_WHAT IS EXPECTED_. Show every line containing "used" by copying it.

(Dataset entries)

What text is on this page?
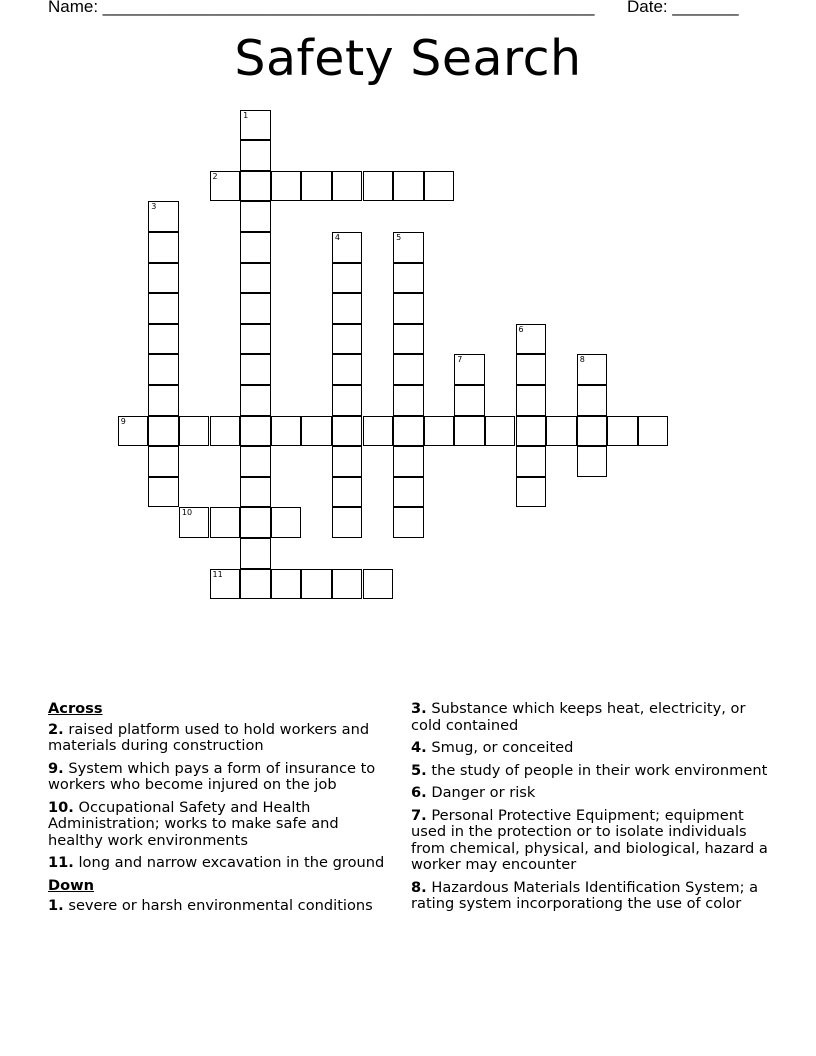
Name: ____________________________________________________ Date: _______
Safety Search
1
2
3
4	5
6
7	8
9
10
11
Across
2. raised platform used to hold workers and materials during construction
9. System which pays a form of insurance to workers who become injured on the job
10. Occupational Safety and Health Administration; works to make safe and healthy work environments
11. long and narrow excavation in the ground
Down
1. severe or harsh environmental conditions
3. Substance which keeps heat, electricity, or cold contained
4. Smug, or conceited
5. the study of people in their work environment
6. Danger or risk
7. Personal Protective Equipment; equipment used in the protection or to isolate individuals from chemical, physical, and biological, hazard a worker may encounter
8. Hazardous Materials Identification System; a rating system incorporationg the use of color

_RESULT FOR THIS TASK_.
2. raised platform used to hold workers and materials during construction
7. Personal Protective Equipment; equipment used in the protection or to isolate individuals from chemical, physical, and biological, hazard a worker may encounter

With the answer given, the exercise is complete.